• **Given information**
•••••

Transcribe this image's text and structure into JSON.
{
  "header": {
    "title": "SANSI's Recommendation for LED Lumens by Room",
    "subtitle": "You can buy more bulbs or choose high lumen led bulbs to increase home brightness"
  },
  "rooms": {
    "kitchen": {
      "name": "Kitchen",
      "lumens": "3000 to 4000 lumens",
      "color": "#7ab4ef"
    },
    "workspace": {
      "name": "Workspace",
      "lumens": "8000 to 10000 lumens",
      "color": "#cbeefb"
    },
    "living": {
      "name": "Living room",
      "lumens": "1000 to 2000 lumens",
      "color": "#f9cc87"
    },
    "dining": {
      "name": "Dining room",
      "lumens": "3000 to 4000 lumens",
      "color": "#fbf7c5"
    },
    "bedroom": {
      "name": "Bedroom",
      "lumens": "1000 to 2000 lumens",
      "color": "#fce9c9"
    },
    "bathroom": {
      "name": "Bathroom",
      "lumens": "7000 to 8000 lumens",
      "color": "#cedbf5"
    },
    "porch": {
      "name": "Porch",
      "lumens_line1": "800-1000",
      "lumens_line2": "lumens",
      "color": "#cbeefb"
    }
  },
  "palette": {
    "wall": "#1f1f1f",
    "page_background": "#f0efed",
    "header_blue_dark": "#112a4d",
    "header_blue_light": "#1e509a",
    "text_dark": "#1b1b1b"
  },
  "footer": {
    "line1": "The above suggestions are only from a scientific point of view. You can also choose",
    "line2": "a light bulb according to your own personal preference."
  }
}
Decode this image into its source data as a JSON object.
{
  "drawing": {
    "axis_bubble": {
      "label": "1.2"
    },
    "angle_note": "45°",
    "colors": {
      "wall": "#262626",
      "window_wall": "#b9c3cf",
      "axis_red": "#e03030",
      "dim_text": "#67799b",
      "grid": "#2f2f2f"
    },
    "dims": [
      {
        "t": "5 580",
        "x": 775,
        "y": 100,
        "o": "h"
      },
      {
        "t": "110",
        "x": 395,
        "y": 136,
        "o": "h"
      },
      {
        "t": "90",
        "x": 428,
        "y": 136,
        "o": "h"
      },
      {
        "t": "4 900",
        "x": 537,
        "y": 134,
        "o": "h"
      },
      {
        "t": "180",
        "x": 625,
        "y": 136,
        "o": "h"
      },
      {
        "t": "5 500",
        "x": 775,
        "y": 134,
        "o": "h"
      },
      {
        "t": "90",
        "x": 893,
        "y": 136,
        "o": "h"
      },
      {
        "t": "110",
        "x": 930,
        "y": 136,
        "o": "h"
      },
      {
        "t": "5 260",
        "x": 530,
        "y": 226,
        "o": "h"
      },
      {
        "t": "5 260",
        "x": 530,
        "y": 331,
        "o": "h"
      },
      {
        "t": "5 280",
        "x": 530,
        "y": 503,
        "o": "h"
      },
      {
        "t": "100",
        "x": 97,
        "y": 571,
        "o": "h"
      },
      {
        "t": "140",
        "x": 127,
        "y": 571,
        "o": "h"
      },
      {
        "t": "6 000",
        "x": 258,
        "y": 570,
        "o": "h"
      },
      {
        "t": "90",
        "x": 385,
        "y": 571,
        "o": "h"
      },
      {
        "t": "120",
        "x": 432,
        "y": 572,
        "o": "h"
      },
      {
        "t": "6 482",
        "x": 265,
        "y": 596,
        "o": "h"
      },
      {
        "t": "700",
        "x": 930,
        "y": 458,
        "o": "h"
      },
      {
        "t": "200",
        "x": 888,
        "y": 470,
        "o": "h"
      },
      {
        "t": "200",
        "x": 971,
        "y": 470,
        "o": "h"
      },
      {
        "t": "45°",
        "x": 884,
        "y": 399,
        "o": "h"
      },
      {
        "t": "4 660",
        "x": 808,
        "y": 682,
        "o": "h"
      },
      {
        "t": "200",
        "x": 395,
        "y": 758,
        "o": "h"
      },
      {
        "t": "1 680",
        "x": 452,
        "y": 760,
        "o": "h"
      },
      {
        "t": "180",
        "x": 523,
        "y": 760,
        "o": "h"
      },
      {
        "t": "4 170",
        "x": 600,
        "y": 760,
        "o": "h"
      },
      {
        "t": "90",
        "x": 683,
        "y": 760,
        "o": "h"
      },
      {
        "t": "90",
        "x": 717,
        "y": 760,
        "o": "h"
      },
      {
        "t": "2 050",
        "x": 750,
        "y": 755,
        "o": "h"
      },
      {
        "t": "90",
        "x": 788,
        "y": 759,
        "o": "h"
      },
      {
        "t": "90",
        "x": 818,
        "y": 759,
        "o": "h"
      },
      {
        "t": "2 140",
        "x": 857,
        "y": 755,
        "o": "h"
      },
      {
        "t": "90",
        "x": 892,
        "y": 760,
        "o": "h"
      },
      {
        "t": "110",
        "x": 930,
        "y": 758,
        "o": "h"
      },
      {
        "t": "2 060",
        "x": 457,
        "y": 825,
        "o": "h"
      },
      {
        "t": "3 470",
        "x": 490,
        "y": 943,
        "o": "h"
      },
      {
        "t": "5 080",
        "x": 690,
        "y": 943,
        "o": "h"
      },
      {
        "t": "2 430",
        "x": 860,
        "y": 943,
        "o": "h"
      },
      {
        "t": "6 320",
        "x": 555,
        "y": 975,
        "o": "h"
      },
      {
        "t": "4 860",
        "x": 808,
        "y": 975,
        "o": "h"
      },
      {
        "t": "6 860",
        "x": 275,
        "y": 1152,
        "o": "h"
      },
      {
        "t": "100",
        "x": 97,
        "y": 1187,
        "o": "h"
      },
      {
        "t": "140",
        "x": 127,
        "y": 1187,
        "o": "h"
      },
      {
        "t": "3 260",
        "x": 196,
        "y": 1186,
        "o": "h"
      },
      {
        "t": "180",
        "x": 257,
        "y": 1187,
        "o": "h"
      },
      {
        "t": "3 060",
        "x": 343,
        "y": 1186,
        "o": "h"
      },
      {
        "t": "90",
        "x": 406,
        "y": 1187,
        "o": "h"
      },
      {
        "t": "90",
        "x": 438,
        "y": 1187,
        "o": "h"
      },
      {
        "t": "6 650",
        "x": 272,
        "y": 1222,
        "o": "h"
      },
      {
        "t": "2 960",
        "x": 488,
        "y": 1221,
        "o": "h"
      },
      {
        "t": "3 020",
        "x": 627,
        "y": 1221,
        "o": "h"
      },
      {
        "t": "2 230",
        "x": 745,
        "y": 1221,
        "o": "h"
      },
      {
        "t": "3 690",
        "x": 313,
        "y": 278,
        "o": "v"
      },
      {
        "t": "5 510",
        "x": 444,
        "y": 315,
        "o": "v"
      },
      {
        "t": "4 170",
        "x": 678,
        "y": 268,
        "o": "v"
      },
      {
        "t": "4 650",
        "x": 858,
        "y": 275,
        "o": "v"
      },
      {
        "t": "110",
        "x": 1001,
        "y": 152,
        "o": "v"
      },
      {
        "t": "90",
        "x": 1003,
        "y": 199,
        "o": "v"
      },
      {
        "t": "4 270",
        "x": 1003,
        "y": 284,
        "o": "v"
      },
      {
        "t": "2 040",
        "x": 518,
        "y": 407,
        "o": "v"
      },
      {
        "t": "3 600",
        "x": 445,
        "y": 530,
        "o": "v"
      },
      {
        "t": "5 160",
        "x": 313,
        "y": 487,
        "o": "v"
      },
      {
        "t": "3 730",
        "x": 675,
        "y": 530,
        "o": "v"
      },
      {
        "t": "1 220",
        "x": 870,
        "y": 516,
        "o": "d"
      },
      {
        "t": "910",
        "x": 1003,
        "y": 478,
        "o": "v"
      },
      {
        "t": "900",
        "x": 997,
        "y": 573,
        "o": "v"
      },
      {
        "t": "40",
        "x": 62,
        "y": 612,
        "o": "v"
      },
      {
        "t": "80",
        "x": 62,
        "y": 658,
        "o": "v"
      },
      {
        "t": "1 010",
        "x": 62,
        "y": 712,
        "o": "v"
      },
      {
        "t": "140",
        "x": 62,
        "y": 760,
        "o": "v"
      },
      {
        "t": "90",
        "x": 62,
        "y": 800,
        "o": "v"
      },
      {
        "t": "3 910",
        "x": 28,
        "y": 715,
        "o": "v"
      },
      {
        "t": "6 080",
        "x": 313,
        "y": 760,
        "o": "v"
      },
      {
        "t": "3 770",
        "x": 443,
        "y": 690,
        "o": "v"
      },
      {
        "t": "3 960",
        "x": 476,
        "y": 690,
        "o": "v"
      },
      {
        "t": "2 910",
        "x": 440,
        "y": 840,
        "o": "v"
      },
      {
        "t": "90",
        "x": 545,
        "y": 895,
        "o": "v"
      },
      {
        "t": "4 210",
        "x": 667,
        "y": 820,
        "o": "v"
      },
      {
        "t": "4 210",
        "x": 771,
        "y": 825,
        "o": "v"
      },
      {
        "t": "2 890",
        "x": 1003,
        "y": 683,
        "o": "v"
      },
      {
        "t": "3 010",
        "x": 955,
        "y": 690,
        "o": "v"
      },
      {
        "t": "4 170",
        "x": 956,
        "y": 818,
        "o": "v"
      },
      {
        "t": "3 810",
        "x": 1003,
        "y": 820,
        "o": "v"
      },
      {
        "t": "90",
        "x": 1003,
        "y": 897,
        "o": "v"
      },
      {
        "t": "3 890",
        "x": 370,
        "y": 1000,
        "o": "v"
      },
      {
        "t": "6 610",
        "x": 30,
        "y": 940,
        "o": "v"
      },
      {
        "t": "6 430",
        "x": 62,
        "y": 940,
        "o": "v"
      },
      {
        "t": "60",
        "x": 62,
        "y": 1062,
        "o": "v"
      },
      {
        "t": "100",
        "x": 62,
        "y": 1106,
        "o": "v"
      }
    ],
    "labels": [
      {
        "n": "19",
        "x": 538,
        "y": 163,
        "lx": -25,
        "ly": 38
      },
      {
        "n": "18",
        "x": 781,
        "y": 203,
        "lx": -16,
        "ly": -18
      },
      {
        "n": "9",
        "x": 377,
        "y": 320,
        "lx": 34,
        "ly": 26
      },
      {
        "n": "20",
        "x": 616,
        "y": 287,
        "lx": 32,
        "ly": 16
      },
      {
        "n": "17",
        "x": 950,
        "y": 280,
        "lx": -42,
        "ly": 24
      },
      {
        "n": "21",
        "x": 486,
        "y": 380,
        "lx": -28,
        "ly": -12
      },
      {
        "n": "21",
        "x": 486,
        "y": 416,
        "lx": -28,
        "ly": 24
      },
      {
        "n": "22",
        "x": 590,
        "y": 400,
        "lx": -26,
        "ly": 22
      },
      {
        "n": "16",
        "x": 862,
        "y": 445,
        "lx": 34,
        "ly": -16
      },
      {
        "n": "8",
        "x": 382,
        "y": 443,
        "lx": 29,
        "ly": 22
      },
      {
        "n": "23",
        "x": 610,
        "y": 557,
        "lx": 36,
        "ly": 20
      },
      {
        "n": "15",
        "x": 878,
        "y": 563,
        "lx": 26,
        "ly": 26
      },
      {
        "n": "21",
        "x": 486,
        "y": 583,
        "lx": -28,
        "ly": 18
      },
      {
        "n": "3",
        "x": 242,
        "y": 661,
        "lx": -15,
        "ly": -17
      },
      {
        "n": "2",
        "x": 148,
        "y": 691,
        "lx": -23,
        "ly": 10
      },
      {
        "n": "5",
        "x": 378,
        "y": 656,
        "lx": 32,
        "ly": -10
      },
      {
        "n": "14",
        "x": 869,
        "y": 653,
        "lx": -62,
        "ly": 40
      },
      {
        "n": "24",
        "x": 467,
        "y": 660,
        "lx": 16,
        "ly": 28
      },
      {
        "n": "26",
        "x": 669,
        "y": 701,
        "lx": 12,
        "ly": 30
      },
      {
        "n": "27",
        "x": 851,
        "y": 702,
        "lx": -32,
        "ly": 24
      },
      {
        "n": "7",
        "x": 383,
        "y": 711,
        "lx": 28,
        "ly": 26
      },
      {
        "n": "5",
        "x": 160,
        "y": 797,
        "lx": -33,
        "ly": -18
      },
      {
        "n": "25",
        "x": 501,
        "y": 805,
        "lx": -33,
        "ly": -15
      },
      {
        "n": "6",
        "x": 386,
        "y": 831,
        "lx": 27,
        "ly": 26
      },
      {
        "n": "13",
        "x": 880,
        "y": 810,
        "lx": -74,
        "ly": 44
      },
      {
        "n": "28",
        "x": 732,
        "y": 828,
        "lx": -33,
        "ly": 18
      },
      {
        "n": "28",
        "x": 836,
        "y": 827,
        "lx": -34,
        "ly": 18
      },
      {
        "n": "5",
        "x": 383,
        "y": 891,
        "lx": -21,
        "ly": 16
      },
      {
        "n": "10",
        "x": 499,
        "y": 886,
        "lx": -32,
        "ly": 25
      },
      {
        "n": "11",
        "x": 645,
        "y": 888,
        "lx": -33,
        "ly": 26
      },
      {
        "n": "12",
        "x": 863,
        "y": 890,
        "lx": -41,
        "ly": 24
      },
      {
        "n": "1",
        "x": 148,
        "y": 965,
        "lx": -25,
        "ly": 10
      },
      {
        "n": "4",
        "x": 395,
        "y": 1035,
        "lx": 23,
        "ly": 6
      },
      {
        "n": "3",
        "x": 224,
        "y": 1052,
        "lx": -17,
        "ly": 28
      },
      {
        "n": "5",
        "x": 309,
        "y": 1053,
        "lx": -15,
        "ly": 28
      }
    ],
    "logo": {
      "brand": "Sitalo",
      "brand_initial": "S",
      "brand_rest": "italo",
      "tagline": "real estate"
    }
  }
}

•••••

• **What you have to do**
Copy every line from the entries that contains the word "choose".

• **Output**
    "subtitle": "You can buy more bulbs or choose high lumen led bulbs to increase home brightness"
    "line1": "The above suggestions are only from a scientific point of view. You can also choose",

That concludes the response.